[AVAILABLE RECORDS]

------------------------------------------------

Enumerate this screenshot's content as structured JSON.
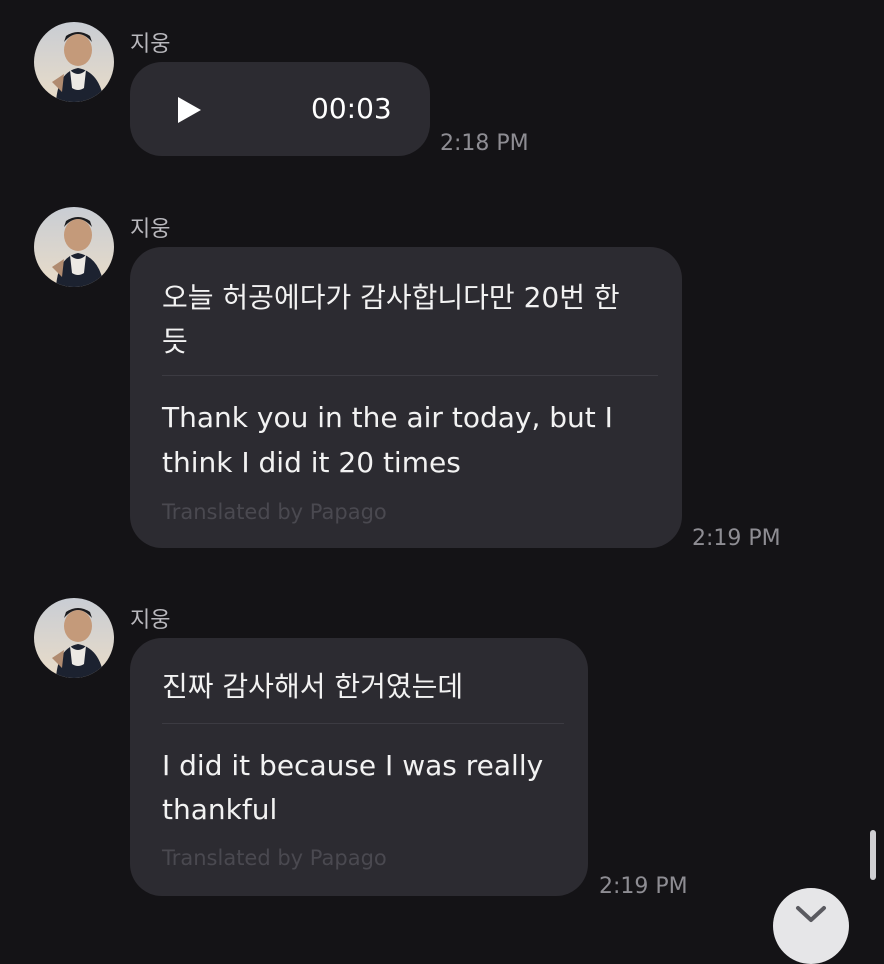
{
  "messages": [
    {
      "sender": "지웅",
      "type": "voice",
      "duration": "00:03",
      "time": "2:18 PM"
    },
    {
      "sender": "지웅",
      "type": "text",
      "original_lines": [
        "오늘 허공에다가 감사합니다만 20번 한",
        "듯"
      ],
      "translation_lines": [
        "Thank you in the air today, but I",
        "think I did it 20 times"
      ],
      "translated_by": "Translated by Papago",
      "time": "2:19 PM"
    },
    {
      "sender": "지웅",
      "type": "text",
      "original_lines": [
        "진짜 감사해서 한거였는데"
      ],
      "translation_lines": [
        "I did it because I was really",
        "thankful"
      ],
      "translated_by": "Translated by Papago",
      "time": "2:19 PM"
    }
  ],
  "icons": {
    "play": "play-icon",
    "avatar": "avatar",
    "scroll_down": "chevron-down-icon"
  },
  "colors": {
    "background": "#141316",
    "bubble": "#2c2b31",
    "text": "#f2f2f2",
    "secondary_text": "#8e8d93",
    "papago_text": "#4a4950"
  }
}
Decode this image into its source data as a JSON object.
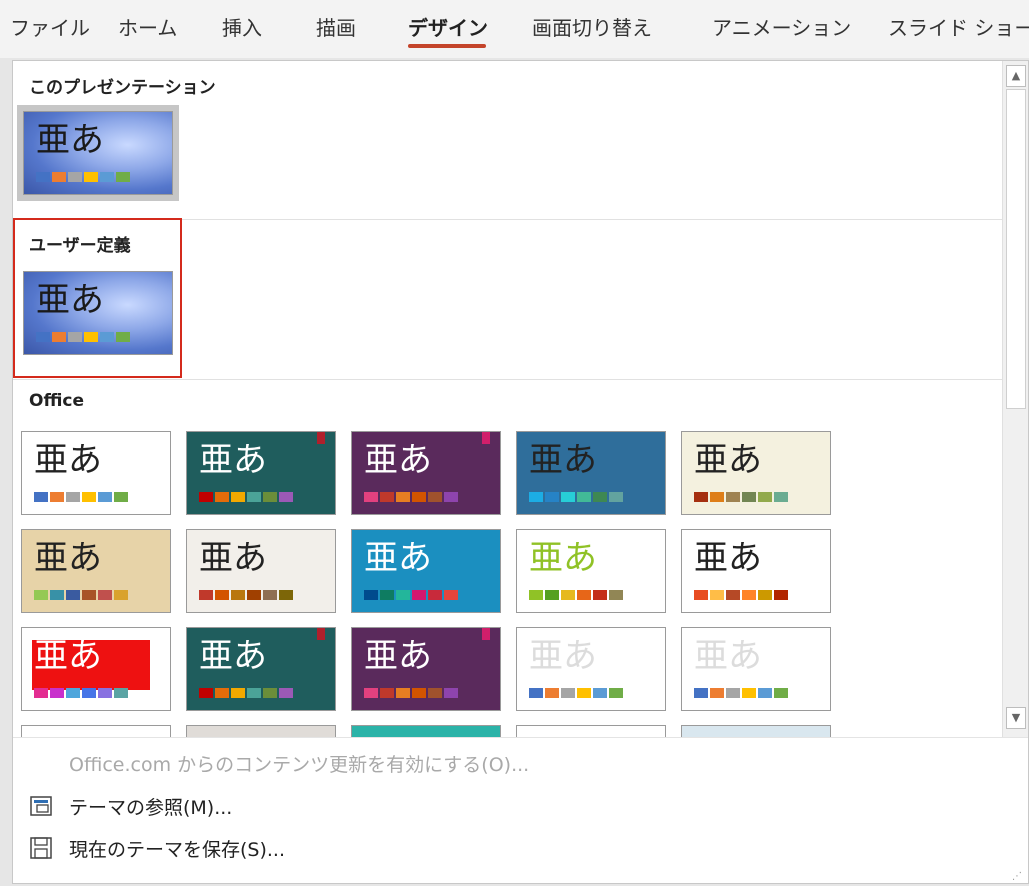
{
  "ribbon": {
    "tabs": [
      "ファイル",
      "ホーム",
      "挿入",
      "描画",
      "デザイン",
      "画面切り替え",
      "アニメーション",
      "スライド ショー"
    ],
    "active_tab": "デザイン"
  },
  "panel": {
    "sections": {
      "this_presentation": "このプレゼンテーション",
      "custom": "ユーザー定義",
      "office": "Office"
    },
    "sample_text": "亜あ",
    "themes": [
      {
        "bg": "#ffffff",
        "text_color": "#222222",
        "swatches": [
          "#4472c4",
          "#ed7d31",
          "#a5a5a5",
          "#ffc000",
          "#5b9bd5",
          "#70ad47"
        ]
      },
      {
        "bg": "#1f5d5d",
        "text_color": "#ffffff",
        "swatches": [
          "#c00000",
          "#e36c09",
          "#f2a900",
          "#4ba398",
          "#6b8e3a",
          "#9b59b6"
        ],
        "accent": "#b0202c"
      },
      {
        "bg": "#5a2a5c",
        "text_color": "#ffffff",
        "swatches": [
          "#e2417f",
          "#c0392b",
          "#e67e22",
          "#d35400",
          "#a0522d",
          "#8e44ad"
        ],
        "accent": "#d11f6b"
      },
      {
        "bg": "#2f6e9b",
        "text_color": "#222222",
        "swatches": [
          "#1cade4",
          "#2683c6",
          "#27ced7",
          "#42ba97",
          "#3e8853",
          "#62a39f"
        ]
      },
      {
        "bg": "#f4f1df",
        "text_color": "#222222",
        "swatches": [
          "#a53010",
          "#de7e18",
          "#9f8351",
          "#728653",
          "#92aa4c",
          "#6aac91"
        ]
      },
      {
        "bg": "#e7d3a8",
        "text_color": "#222222",
        "swatches": [
          "#94c954",
          "#3891a7",
          "#3a5ba0",
          "#a85327",
          "#c0504d",
          "#d9a22d"
        ]
      },
      {
        "bg": "#f2efea",
        "text_color": "#222222",
        "swatches": [
          "#c0392b",
          "#d35400",
          "#b9770e",
          "#a04000",
          "#8e6e53",
          "#7d6608"
        ]
      },
      {
        "bg": "#1b8fc0",
        "text_color": "#ffffff",
        "swatches": [
          "#004b8d",
          "#0e7c61",
          "#23b69b",
          "#d3166f",
          "#c82a3b",
          "#e4453c"
        ]
      },
      {
        "bg": "#ffffff",
        "text_color": "#90c226",
        "swatches": [
          "#90c226",
          "#54a021",
          "#e6b91e",
          "#e76618",
          "#c42f1a",
          "#918655"
        ]
      },
      {
        "bg": "#ffffff",
        "text_color": "#222222",
        "swatches": [
          "#e84c22",
          "#ffbd47",
          "#b64926",
          "#ff8427",
          "#cc9900",
          "#b22600"
        ]
      },
      {
        "bg": "#ffffff",
        "text_color": "#ffffff",
        "swatches": [
          "#e32d91",
          "#c830cc",
          "#4ea6dc",
          "#4775e7",
          "#8971e1",
          "#5ba4a4"
        ]
      },
      {
        "bg": "#1f5d5d",
        "text_color": "#ffffff",
        "swatches": [
          "#c00000",
          "#e36c09",
          "#f2a900",
          "#4ba398",
          "#6b8e3a",
          "#9b59b6"
        ],
        "accent": "#b0202c"
      },
      {
        "bg": "#5a2a5c",
        "text_color": "#ffffff",
        "swatches": [
          "#e2417f",
          "#c0392b",
          "#e67e22",
          "#d35400",
          "#a0522d",
          "#8e44ad"
        ],
        "accent": "#d11f6b"
      },
      {
        "bg": "#ffffff",
        "text_color": "#dcdcdc",
        "swatches": [
          "#4472c4",
          "#ed7d31",
          "#a5a5a5",
          "#ffc000",
          "#5b9bd5",
          "#70ad47"
        ]
      },
      {
        "bg": "#ffffff",
        "text_color": "#dcdcdc",
        "swatches": [
          "#4472c4",
          "#ed7d31",
          "#a5a5a5",
          "#ffc000",
          "#5b9bd5",
          "#70ad47"
        ]
      }
    ]
  },
  "menu": {
    "enable_updates": "Office.com からのコンテンツ更新を有効にする(O)...",
    "browse_themes": "テーマの参照(M)...",
    "save_theme": "現在のテーマを保存(S)..."
  },
  "colors": {
    "active_tab_underline": "#c4442a",
    "highlight_box": "#d42a1c"
  }
}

------------------------------------------------

[WHAT IS EXPECTED] Output each line exactly; omit every picture.

[TASK RESULT]
Enumerate this screenshot's content as structured JSON.
{
  "messages": [
    {
      "sender": "지웅",
      "type": "voice",
      "duration": "00:03",
      "time": "2:18 PM"
    },
    {
      "sender": "지웅",
      "type": "text",
      "original_lines": [
        "오늘 허공에다가 감사합니다만 20번 한",
        "듯"
      ],
      "translation_lines": [
        "Thank you in the air today, but I",
        "think I did it 20 times"
      ],
      "translated_by": "Translated by Papago",
      "time": "2:19 PM"
    },
    {
      "sender": "지웅",
      "type": "text",
      "original_lines": [
        "진짜 감사해서 한거였는데"
      ],
      "translation_lines": [
        "I did it because I was really",
        "thankful"
      ],
      "translated_by": "Translated by Papago",
      "time": "2:19 PM"
    }
  ],
  "icons": {
    "play": "play-icon",
    "avatar": "avatar",
    "scroll_down": "chevron-down-icon"
  },
  "colors": {
    "background": "#141316",
    "bubble": "#2c2b31",
    "text": "#f2f2f2",
    "secondary_text": "#8e8d93",
    "papago_text": "#4a4950"
  }
}
Decode this image into its source data as a JSON object.
{
  "ribbon": {
    "tabs": [
      "ファイル",
      "ホーム",
      "挿入",
      "描画",
      "デザイン",
      "画面切り替え",
      "アニメーション",
      "スライド ショー"
    ],
    "active_tab": "デザイン"
  },
  "panel": {
    "sections": {
      "this_presentation": "このプレゼンテーション",
      "custom": "ユーザー定義",
      "office": "Office"
    },
    "sample_text": "亜あ",
    "themes": [
      {
        "bg": "#ffffff",
        "text_color": "#222222",
        "swatches": [
          "#4472c4",
          "#ed7d31",
          "#a5a5a5",
          "#ffc000",
          "#5b9bd5",
          "#70ad47"
        ]
      },
      {
        "bg": "#1f5d5d",
        "text_color": "#ffffff",
        "swatches": [
          "#c00000",
          "#e36c09",
          "#f2a900",
          "#4ba398",
          "#6b8e3a",
          "#9b59b6"
        ],
        "accent": "#b0202c"
      },
      {
        "bg": "#5a2a5c",
        "text_color": "#ffffff",
        "swatches": [
          "#e2417f",
          "#c0392b",
          "#e67e22",
          "#d35400",
          "#a0522d",
          "#8e44ad"
        ],
        "accent": "#d11f6b"
      },
      {
        "bg": "#2f6e9b",
        "text_color": "#222222",
        "swatches": [
          "#1cade4",
          "#2683c6",
          "#27ced7",
          "#42ba97",
          "#3e8853",
          "#62a39f"
        ]
      },
      {
        "bg": "#f4f1df",
        "text_color": "#222222",
        "swatches": [
          "#a53010",
          "#de7e18",
          "#9f8351",
          "#728653",
          "#92aa4c",
          "#6aac91"
        ]
      },
      {
        "bg": "#e7d3a8",
        "text_color": "#222222",
        "swatches": [
          "#94c954",
          "#3891a7",
          "#3a5ba0",
          "#a85327",
          "#c0504d",
          "#d9a22d"
        ]
      },
      {
        "bg": "#f2efea",
        "text_color": "#222222",
        "swatches": [
          "#c0392b",
          "#d35400",
          "#b9770e",
          "#a04000",
          "#8e6e53",
          "#7d6608"
        ]
      },
      {
        "bg": "#1b8fc0",
        "text_color": "#ffffff",
        "swatches": [
          "#004b8d",
          "#0e7c61",
          "#23b69b",
          "#d3166f",
          "#c82a3b",
          "#e4453c"
        ]
      },
      {
        "bg": "#ffffff",
        "text_color": "#90c226",
        "swatches": [
          "#90c226",
          "#54a021",
          "#e6b91e",
          "#e76618",
          "#c42f1a",
          "#918655"
        ]
      },
      {
        "bg": "#ffffff",
        "text_color": "#222222",
        "swatches": [
          "#e84c22",
          "#ffbd47",
          "#b64926",
          "#ff8427",
          "#cc9900",
          "#b22600"
        ]
      },
      {
        "bg": "#ffffff",
        "text_color": "#ffffff",
        "swatches": [
          "#e32d91",
          "#c830cc",
          "#4ea6dc",
          "#4775e7",
          "#8971e1",
          "#5ba4a4"
        ]
      },
      {
        "bg": "#1f5d5d",
        "text_color": "#ffffff",
        "swatches": [
          "#c00000",
          "#e36c09",
          "#f2a900",
          "#4ba398",
          "#6b8e3a",
          "#9b59b6"
        ],
        "accent": "#b0202c"
      },
      {
        "bg": "#5a2a5c",
        "text_color": "#ffffff",
        "swatches": [
          "#e2417f",
          "#c0392b",
          "#e67e22",
          "#d35400",
          "#a0522d",
          "#8e44ad"
        ],
        "accent": "#d11f6b"
      },
      {
        "bg": "#ffffff",
        "text_color": "#dcdcdc",
        "swatches": [
          "#4472c4",
          "#ed7d31",
          "#a5a5a5",
          "#ffc000",
          "#5b9bd5",
          "#70ad47"
        ]
      },
      {
        "bg": "#ffffff",
        "text_color": "#dcdcdc",
        "swatches": [
          "#4472c4",
          "#ed7d31",
          "#a5a5a5",
          "#ffc000",
          "#5b9bd5",
          "#70ad47"
        ]
      }
    ]
  },
  "menu": {
    "enable_updates": "Office.com からのコンテンツ更新を有効にする(O)...",
    "browse_themes": "テーマの参照(M)...",
    "save_theme": "現在のテーマを保存(S)..."
  },
  "colors": {
    "active_tab_underline": "#c4442a",
    "highlight_box": "#d42a1c"
  }
}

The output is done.